■ **Work to be completed**:
Copy out lines with the word "document" from the material that follows.

BEGIN Records for this exercise

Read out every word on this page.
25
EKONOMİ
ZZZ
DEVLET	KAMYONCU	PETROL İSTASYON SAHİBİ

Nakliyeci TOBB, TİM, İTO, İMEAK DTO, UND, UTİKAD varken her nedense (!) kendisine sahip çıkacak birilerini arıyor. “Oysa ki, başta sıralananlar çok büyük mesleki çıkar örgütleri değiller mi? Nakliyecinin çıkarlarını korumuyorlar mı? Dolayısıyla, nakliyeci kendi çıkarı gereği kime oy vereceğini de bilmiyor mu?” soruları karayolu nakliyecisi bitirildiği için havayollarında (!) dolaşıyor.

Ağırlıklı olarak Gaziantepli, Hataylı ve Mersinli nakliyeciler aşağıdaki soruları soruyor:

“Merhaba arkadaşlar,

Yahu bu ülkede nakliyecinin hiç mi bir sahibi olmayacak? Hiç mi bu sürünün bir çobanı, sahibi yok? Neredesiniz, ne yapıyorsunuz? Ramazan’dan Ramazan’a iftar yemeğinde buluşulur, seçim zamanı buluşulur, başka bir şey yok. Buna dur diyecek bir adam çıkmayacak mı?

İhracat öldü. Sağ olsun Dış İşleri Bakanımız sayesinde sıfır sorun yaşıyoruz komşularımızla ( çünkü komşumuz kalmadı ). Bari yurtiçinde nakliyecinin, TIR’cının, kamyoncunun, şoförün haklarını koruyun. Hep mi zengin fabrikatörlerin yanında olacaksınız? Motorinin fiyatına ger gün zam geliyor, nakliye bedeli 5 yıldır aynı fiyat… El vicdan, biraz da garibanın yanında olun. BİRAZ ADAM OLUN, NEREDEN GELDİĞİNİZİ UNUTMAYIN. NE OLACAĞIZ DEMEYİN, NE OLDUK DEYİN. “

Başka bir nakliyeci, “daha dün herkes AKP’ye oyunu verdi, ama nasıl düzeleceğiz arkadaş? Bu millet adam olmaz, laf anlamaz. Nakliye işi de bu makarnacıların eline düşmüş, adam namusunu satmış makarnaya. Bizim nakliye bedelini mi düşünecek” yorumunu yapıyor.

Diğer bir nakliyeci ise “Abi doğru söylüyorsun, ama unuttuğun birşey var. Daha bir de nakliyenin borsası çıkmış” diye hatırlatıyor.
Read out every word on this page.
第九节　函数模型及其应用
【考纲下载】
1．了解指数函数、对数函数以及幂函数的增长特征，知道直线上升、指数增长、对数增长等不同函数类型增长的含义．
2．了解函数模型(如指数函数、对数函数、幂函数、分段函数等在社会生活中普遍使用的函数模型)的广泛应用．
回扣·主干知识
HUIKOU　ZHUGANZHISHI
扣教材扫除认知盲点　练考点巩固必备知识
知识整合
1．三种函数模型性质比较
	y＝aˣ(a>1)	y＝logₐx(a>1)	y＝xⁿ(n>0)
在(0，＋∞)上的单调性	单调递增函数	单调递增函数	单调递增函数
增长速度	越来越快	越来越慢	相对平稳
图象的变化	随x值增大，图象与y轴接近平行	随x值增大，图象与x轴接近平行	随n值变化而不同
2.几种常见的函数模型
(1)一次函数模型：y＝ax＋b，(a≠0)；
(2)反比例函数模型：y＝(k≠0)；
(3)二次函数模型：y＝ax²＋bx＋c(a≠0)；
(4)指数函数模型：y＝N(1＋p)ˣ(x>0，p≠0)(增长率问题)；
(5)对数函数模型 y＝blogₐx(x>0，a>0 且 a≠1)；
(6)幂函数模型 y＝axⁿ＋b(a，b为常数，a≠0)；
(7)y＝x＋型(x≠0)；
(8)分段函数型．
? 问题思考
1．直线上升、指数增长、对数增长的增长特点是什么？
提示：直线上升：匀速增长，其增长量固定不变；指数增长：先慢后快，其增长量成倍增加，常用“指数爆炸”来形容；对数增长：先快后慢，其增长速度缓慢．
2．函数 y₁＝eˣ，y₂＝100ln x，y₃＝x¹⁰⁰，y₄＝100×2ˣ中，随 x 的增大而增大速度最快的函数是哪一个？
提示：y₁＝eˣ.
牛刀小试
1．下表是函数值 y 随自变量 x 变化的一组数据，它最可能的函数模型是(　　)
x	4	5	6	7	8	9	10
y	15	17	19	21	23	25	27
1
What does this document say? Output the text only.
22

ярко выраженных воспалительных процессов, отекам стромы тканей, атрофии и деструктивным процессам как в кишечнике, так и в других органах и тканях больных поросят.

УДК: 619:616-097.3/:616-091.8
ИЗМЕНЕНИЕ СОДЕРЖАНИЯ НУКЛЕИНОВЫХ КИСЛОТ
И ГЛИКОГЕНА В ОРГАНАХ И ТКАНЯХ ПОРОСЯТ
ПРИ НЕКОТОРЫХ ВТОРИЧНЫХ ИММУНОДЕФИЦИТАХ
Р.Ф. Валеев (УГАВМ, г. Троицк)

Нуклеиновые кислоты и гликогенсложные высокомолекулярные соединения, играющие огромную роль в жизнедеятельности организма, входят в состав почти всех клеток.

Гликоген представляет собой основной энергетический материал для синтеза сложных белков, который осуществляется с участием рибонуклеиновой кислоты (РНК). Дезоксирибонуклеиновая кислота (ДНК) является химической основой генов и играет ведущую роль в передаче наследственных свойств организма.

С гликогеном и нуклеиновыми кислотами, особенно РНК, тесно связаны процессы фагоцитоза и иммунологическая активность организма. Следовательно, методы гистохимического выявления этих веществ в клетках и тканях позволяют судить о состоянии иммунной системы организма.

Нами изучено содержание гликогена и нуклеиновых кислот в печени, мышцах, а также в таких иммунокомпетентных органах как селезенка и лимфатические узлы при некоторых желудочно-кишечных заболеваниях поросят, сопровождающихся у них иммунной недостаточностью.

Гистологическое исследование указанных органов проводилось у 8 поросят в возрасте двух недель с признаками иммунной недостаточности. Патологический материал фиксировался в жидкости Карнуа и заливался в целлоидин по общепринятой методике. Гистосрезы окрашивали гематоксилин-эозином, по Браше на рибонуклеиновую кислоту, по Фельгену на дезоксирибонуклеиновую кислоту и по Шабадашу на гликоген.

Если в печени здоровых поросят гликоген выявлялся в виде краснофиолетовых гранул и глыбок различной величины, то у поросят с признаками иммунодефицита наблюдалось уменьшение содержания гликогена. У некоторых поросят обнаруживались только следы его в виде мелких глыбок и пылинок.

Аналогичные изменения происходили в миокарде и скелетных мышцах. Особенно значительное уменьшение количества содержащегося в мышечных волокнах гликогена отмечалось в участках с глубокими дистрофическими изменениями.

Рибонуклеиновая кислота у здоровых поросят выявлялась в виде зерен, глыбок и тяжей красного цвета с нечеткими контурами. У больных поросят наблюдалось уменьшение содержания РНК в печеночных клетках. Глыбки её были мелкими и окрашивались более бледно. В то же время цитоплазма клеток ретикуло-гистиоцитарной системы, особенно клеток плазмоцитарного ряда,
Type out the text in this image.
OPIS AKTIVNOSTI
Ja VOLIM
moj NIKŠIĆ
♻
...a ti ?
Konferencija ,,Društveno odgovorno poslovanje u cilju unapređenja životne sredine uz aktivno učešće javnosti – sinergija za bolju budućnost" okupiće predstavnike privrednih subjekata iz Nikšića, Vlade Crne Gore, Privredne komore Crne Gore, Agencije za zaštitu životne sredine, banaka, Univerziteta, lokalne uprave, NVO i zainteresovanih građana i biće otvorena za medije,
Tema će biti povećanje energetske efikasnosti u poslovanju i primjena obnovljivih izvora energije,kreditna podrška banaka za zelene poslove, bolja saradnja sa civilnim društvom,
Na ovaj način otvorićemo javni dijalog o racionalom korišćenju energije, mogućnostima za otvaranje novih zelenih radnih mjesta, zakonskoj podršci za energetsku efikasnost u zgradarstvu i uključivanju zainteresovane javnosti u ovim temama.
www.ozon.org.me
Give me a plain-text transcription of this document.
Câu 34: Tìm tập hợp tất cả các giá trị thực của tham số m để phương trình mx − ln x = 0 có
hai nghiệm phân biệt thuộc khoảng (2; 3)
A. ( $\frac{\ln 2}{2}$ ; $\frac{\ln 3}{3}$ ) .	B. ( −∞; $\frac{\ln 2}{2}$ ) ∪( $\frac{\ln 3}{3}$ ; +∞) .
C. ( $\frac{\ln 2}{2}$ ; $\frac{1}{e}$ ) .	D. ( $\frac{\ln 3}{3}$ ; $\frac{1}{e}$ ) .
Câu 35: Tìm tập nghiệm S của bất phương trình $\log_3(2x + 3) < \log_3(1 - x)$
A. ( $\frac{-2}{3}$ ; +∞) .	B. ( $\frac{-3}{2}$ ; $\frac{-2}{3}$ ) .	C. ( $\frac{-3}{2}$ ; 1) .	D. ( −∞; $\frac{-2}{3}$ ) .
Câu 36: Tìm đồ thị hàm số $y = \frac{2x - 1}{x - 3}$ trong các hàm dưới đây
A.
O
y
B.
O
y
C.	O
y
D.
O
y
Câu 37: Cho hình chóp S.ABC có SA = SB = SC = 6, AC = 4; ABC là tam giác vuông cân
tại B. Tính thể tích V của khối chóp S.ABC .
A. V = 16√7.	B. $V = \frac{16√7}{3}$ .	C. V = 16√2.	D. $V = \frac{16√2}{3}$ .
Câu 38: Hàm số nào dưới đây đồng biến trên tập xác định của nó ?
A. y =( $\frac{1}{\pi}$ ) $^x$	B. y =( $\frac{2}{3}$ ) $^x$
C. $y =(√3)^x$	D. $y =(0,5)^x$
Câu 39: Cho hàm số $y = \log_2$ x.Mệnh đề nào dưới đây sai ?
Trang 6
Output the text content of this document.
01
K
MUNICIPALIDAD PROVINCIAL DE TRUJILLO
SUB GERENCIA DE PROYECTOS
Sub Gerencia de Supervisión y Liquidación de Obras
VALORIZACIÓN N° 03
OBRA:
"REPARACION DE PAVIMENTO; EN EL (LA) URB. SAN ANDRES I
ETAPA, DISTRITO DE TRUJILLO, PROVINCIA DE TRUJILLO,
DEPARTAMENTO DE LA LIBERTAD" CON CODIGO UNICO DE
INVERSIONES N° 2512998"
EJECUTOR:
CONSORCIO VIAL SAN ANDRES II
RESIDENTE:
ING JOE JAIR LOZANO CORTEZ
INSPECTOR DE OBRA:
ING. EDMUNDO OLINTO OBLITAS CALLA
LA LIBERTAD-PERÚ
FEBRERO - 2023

END Records for this exercise

■ **Answer to the exercise**:
What does this document say? Output the text only.
Give me a plain-text transcription of this document.
Output the text content of this document.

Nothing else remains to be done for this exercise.